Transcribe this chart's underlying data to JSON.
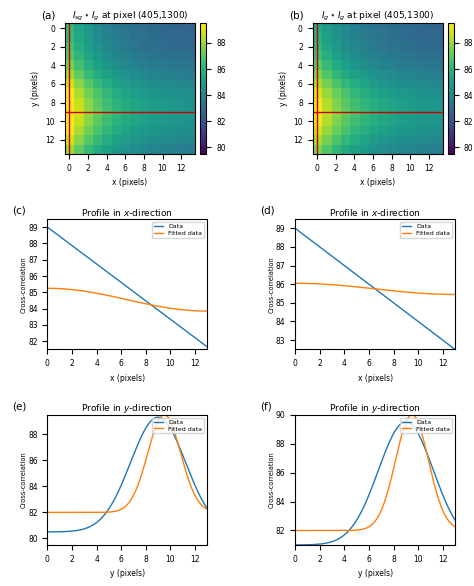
{
  "title_a": "$I_{sg} \\star I_g$ at pixel (405,1300)",
  "title_b": "$I_g \\star I_g$ at pixel (405,1300)",
  "title_c": "Profile in $x$-direction",
  "title_d": "Profile in $x$-direction",
  "title_e": "Profile in $y$-direction",
  "title_f": "Profile in $y$-direction",
  "colormap": "viridis",
  "cbar_ticks": [
    80,
    82,
    84,
    86,
    88
  ],
  "hline_y": 9,
  "vline_x": 0,
  "crosshair_color": "#cc0000",
  "label_data": "Data",
  "label_fitted": "Fitted data",
  "color_data": "#1f77b4",
  "color_fitted": "#ff7f0e",
  "panel_labels": [
    "(a)",
    "(b)",
    "(c)",
    "(d)",
    "(e)",
    "(f)"
  ],
  "x_ticks": [
    0,
    2,
    4,
    6,
    8,
    10,
    12
  ],
  "y_ticks_img": [
    0,
    2,
    4,
    6,
    8,
    10,
    12
  ],
  "grid_size": 14,
  "vmin": 79.5,
  "vmax": 89.5,
  "ylim_c": [
    81.5,
    89.5
  ],
  "ylim_d": [
    82.5,
    89.5
  ],
  "ylim_e": [
    79.5,
    89.5
  ],
  "ylim_f": [
    81.0,
    90.0
  ]
}
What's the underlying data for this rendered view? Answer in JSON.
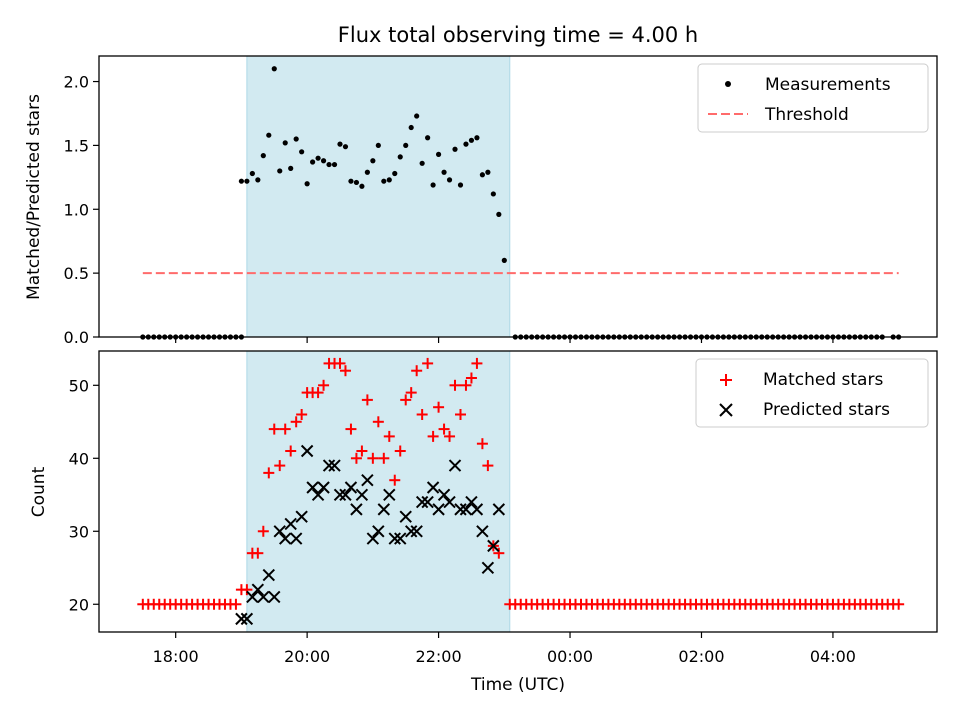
{
  "title": "Flux total observing time = 4.00 h",
  "colors": {
    "measurement": "#000000",
    "threshold": "#ff6b6b",
    "matched": "#ff0000",
    "predicted": "#000000",
    "observing_window": "#add8e6"
  },
  "chart_data": [
    {
      "type": "scatter",
      "name": "top",
      "ylabel": "Matched/Predicted stars",
      "xlabel": "",
      "ylim": [
        0,
        2.2
      ],
      "yticks": [
        "0.0",
        "0.5",
        "1.0",
        "1.5",
        "2.0"
      ],
      "ytick_values": [
        0,
        0.5,
        1.0,
        1.5,
        2.0
      ],
      "xticks_visible": false,
      "legend_position": "top-right",
      "observing_window": [
        "19:05",
        "23:05"
      ],
      "threshold": {
        "name": "Threshold",
        "value": 0.5,
        "x_range": [
          "17:30",
          "05:00"
        ],
        "style": "dashed"
      },
      "series": [
        {
          "name": "Measurements",
          "marker": "dot",
          "segments": [
            {
              "x_range": [
                "17:30",
                "19:00"
              ],
              "step_min": 5,
              "y": 0.0
            },
            {
              "x_range": [
                "23:10",
                "04:45"
              ],
              "step_min": 5,
              "y": 0.0
            },
            {
              "x_range": [
                "04:55",
                "05:00"
              ],
              "step_min": 5,
              "y": 0.0
            }
          ],
          "points": [
            [
              "19:00",
              1.22
            ],
            [
              "19:05",
              1.22
            ],
            [
              "19:10",
              1.28
            ],
            [
              "19:15",
              1.23
            ],
            [
              "19:20",
              1.42
            ],
            [
              "19:25",
              1.58
            ],
            [
              "19:30",
              2.1
            ],
            [
              "19:35",
              1.3
            ],
            [
              "19:40",
              1.52
            ],
            [
              "19:45",
              1.32
            ],
            [
              "19:50",
              1.55
            ],
            [
              "19:55",
              1.45
            ],
            [
              "20:00",
              1.2
            ],
            [
              "20:05",
              1.37
            ],
            [
              "20:10",
              1.4
            ],
            [
              "20:15",
              1.38
            ],
            [
              "20:20",
              1.35
            ],
            [
              "20:25",
              1.35
            ],
            [
              "20:30",
              1.51
            ],
            [
              "20:35",
              1.49
            ],
            [
              "20:40",
              1.22
            ],
            [
              "20:45",
              1.21
            ],
            [
              "20:50",
              1.18
            ],
            [
              "20:55",
              1.29
            ],
            [
              "21:00",
              1.38
            ],
            [
              "21:05",
              1.5
            ],
            [
              "21:10",
              1.22
            ],
            [
              "21:15",
              1.23
            ],
            [
              "21:20",
              1.28
            ],
            [
              "21:25",
              1.41
            ],
            [
              "21:30",
              1.5
            ],
            [
              "21:35",
              1.64
            ],
            [
              "21:40",
              1.73
            ],
            [
              "21:45",
              1.36
            ],
            [
              "21:50",
              1.56
            ],
            [
              "21:55",
              1.19
            ],
            [
              "22:00",
              1.43
            ],
            [
              "22:05",
              1.29
            ],
            [
              "22:10",
              1.23
            ],
            [
              "22:15",
              1.47
            ],
            [
              "22:20",
              1.19
            ],
            [
              "22:25",
              1.51
            ],
            [
              "22:30",
              1.54
            ],
            [
              "22:35",
              1.56
            ],
            [
              "22:40",
              1.27
            ],
            [
              "22:45",
              1.29
            ],
            [
              "22:50",
              1.12
            ],
            [
              "22:55",
              0.96
            ],
            [
              "23:00",
              0.6
            ]
          ]
        }
      ]
    },
    {
      "type": "scatter",
      "name": "bottom",
      "ylabel": "Count",
      "xlabel": "Time (UTC)",
      "ylim": [
        16.2,
        54.7
      ],
      "yticks": [
        "20",
        "30",
        "40",
        "50"
      ],
      "ytick_values": [
        20,
        30,
        40,
        50
      ],
      "xlim": [
        "16:50",
        "05:35"
      ],
      "xticks": [
        "18:00",
        "20:00",
        "22:00",
        "00:00",
        "02:00",
        "04:00"
      ],
      "legend_position": "top-right",
      "observing_window": [
        "19:05",
        "23:05"
      ],
      "series": [
        {
          "name": "Matched stars",
          "marker": "plus",
          "segments": [
            {
              "x_range": [
                "17:30",
                "18:55"
              ],
              "step_min": 5,
              "y": 20
            },
            {
              "x_range": [
                "23:05",
                "05:00"
              ],
              "step_min": 5,
              "y": 20
            }
          ],
          "points": [
            [
              "19:00",
              22
            ],
            [
              "19:05",
              22
            ],
            [
              "19:10",
              27
            ],
            [
              "19:15",
              27
            ],
            [
              "19:20",
              30
            ],
            [
              "19:25",
              38
            ],
            [
              "19:30",
              44
            ],
            [
              "19:35",
              39
            ],
            [
              "19:40",
              44
            ],
            [
              "19:45",
              41
            ],
            [
              "19:50",
              45
            ],
            [
              "19:55",
              46
            ],
            [
              "20:00",
              49
            ],
            [
              "20:05",
              49
            ],
            [
              "20:10",
              49
            ],
            [
              "20:15",
              50
            ],
            [
              "20:20",
              53
            ],
            [
              "20:25",
              53
            ],
            [
              "20:30",
              53
            ],
            [
              "20:35",
              52
            ],
            [
              "20:40",
              44
            ],
            [
              "20:45",
              40
            ],
            [
              "20:50",
              41
            ],
            [
              "20:55",
              48
            ],
            [
              "21:00",
              40
            ],
            [
              "21:05",
              45
            ],
            [
              "21:10",
              40
            ],
            [
              "21:15",
              43
            ],
            [
              "21:20",
              37
            ],
            [
              "21:25",
              41
            ],
            [
              "21:30",
              48
            ],
            [
              "21:35",
              49
            ],
            [
              "21:40",
              52
            ],
            [
              "21:45",
              46
            ],
            [
              "21:50",
              53
            ],
            [
              "21:55",
              43
            ],
            [
              "22:00",
              47
            ],
            [
              "22:05",
              44
            ],
            [
              "22:10",
              43
            ],
            [
              "22:15",
              50
            ],
            [
              "22:20",
              46
            ],
            [
              "22:25",
              50
            ],
            [
              "22:30",
              51
            ],
            [
              "22:35",
              53
            ],
            [
              "22:40",
              42
            ],
            [
              "22:45",
              39
            ],
            [
              "22:50",
              28
            ],
            [
              "22:55",
              27
            ]
          ]
        },
        {
          "name": "Predicted stars",
          "marker": "x",
          "points": [
            [
              "19:00",
              18
            ],
            [
              "19:05",
              18
            ],
            [
              "19:10",
              21
            ],
            [
              "19:15",
              22
            ],
            [
              "19:20",
              21
            ],
            [
              "19:25",
              24
            ],
            [
              "19:30",
              21
            ],
            [
              "19:35",
              30
            ],
            [
              "19:40",
              29
            ],
            [
              "19:45",
              31
            ],
            [
              "19:50",
              29
            ],
            [
              "19:55",
              32
            ],
            [
              "20:00",
              41
            ],
            [
              "20:05",
              36
            ],
            [
              "20:10",
              35
            ],
            [
              "20:15",
              36
            ],
            [
              "20:20",
              39
            ],
            [
              "20:25",
              39
            ],
            [
              "20:30",
              35
            ],
            [
              "20:35",
              35
            ],
            [
              "20:40",
              36
            ],
            [
              "20:45",
              33
            ],
            [
              "20:50",
              35
            ],
            [
              "20:55",
              37
            ],
            [
              "21:00",
              29
            ],
            [
              "21:05",
              30
            ],
            [
              "21:10",
              33
            ],
            [
              "21:15",
              35
            ],
            [
              "21:20",
              29
            ],
            [
              "21:25",
              29
            ],
            [
              "21:30",
              32
            ],
            [
              "21:35",
              30
            ],
            [
              "21:40",
              30
            ],
            [
              "21:45",
              34
            ],
            [
              "21:50",
              34
            ],
            [
              "21:55",
              36
            ],
            [
              "22:00",
              33
            ],
            [
              "22:05",
              35
            ],
            [
              "22:10",
              34
            ],
            [
              "22:15",
              39
            ],
            [
              "22:20",
              33
            ],
            [
              "22:25",
              33
            ],
            [
              "22:30",
              34
            ],
            [
              "22:35",
              33
            ],
            [
              "22:40",
              30
            ],
            [
              "22:45",
              25
            ],
            [
              "22:50",
              28
            ],
            [
              "22:55",
              33
            ]
          ]
        }
      ]
    }
  ]
}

------------------------------------

#### WHAT YOU SHOULD DO:
From the records above, pull out each line that has "ylabel".

#### EXERCISE ANSWER:
      "ylabel": "Matched/Predicted stars",
      "ylabel": "Count",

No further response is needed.